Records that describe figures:
○ ○ ○

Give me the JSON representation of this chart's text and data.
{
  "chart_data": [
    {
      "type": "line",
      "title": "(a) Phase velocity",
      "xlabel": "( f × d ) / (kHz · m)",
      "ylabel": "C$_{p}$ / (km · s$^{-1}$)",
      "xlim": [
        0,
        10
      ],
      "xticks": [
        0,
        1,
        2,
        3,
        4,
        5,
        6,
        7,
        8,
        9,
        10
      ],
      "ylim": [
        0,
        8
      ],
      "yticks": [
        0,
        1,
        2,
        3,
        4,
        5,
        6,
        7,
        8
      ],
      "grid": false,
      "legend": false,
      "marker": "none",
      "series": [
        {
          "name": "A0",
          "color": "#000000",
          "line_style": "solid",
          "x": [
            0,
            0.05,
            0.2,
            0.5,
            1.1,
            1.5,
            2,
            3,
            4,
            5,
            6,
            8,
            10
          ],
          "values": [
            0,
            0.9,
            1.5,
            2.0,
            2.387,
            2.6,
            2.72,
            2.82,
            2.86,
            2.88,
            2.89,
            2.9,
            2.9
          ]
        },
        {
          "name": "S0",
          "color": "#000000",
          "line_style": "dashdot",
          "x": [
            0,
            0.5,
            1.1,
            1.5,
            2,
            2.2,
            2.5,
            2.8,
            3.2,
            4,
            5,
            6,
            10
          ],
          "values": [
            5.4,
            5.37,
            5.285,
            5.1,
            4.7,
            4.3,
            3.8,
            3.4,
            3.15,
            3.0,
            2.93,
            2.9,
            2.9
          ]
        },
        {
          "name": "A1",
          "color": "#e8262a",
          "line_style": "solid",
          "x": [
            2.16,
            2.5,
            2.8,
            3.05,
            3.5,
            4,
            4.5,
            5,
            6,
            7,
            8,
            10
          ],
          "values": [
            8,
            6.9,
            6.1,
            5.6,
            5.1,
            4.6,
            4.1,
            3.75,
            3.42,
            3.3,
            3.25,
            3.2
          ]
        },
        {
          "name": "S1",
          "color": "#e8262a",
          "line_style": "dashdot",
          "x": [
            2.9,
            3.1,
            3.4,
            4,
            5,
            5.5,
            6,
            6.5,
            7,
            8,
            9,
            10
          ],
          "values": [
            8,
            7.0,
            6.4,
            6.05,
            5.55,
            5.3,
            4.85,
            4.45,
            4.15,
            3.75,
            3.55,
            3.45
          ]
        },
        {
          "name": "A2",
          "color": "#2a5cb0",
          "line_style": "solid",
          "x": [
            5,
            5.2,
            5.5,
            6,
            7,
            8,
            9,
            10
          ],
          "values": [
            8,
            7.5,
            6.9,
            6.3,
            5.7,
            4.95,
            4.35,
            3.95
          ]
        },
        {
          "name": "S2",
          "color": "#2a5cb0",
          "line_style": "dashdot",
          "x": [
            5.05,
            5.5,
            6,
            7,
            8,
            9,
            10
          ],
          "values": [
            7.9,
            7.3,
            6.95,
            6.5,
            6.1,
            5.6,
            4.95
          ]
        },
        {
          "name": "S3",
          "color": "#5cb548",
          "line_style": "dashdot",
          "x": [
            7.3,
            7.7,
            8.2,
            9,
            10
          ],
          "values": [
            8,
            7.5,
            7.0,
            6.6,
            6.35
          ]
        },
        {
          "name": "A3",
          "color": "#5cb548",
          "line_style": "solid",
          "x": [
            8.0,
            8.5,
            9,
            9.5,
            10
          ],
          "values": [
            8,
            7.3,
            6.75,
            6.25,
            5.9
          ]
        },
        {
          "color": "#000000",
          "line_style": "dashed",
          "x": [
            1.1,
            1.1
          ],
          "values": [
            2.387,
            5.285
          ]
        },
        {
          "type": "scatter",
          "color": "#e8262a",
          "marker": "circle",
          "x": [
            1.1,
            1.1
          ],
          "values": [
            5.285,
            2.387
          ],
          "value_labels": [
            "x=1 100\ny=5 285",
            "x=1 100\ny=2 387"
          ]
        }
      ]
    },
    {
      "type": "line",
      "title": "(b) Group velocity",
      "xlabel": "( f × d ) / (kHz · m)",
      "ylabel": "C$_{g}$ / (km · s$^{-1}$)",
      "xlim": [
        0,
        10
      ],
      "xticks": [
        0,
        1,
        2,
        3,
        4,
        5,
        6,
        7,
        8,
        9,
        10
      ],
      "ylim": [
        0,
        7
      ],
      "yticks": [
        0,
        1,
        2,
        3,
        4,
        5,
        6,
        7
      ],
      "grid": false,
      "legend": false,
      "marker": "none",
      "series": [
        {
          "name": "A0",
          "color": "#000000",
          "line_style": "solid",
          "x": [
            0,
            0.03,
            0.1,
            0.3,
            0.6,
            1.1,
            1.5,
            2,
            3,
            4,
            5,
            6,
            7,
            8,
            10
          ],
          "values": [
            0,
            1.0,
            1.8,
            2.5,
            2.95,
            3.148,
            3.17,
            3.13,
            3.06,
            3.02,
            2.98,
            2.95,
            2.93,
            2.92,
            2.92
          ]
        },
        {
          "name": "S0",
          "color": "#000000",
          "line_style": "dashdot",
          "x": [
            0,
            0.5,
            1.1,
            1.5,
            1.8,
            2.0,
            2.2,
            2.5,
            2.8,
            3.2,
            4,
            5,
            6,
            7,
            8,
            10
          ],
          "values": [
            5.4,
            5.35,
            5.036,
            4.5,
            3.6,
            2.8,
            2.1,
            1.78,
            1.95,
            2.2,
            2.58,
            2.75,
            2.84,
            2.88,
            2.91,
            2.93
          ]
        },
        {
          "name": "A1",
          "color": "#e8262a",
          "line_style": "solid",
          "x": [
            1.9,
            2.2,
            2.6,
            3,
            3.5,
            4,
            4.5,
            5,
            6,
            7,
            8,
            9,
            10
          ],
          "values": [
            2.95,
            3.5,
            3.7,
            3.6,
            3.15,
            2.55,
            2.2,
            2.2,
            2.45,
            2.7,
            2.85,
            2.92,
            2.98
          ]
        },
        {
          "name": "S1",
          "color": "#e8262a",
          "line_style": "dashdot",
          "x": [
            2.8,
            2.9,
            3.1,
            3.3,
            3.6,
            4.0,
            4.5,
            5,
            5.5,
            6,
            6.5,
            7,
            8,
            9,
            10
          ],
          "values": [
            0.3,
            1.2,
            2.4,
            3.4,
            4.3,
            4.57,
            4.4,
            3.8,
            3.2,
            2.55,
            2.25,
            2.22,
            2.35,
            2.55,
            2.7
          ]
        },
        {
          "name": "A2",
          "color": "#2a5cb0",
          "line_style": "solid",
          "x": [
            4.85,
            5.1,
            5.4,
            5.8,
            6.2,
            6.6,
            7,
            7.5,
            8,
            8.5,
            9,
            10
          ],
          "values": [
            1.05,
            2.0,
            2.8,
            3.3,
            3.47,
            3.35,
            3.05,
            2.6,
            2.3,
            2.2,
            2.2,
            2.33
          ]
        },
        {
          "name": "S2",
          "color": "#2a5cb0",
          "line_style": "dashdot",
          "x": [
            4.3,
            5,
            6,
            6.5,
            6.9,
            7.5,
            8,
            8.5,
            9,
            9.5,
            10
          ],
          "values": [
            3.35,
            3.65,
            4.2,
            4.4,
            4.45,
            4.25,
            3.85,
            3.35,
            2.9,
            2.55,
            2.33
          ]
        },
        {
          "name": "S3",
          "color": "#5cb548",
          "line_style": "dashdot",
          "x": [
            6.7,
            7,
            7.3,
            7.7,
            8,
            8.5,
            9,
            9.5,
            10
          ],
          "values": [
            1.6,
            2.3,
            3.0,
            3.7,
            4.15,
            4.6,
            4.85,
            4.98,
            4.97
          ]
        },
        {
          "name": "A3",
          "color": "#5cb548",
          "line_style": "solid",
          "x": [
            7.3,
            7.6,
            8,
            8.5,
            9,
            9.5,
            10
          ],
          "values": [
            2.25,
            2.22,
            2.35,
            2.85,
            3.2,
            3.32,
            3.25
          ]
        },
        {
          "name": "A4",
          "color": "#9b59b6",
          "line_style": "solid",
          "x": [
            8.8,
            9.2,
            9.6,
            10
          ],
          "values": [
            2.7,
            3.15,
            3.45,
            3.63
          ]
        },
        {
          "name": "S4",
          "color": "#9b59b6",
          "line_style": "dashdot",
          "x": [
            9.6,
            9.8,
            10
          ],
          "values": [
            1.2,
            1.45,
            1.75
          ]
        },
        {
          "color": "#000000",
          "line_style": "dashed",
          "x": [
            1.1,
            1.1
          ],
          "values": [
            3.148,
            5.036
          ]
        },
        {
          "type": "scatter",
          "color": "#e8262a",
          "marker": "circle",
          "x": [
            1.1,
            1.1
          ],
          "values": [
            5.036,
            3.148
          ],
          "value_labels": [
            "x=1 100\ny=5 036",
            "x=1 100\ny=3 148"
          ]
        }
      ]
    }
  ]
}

○ ○ ○

(Task to complete): Where a line above includes "velocity", copy that line.

(Finished answer):
      "title": "(a) Phase velocity",
      "title": "(b) Group velocity",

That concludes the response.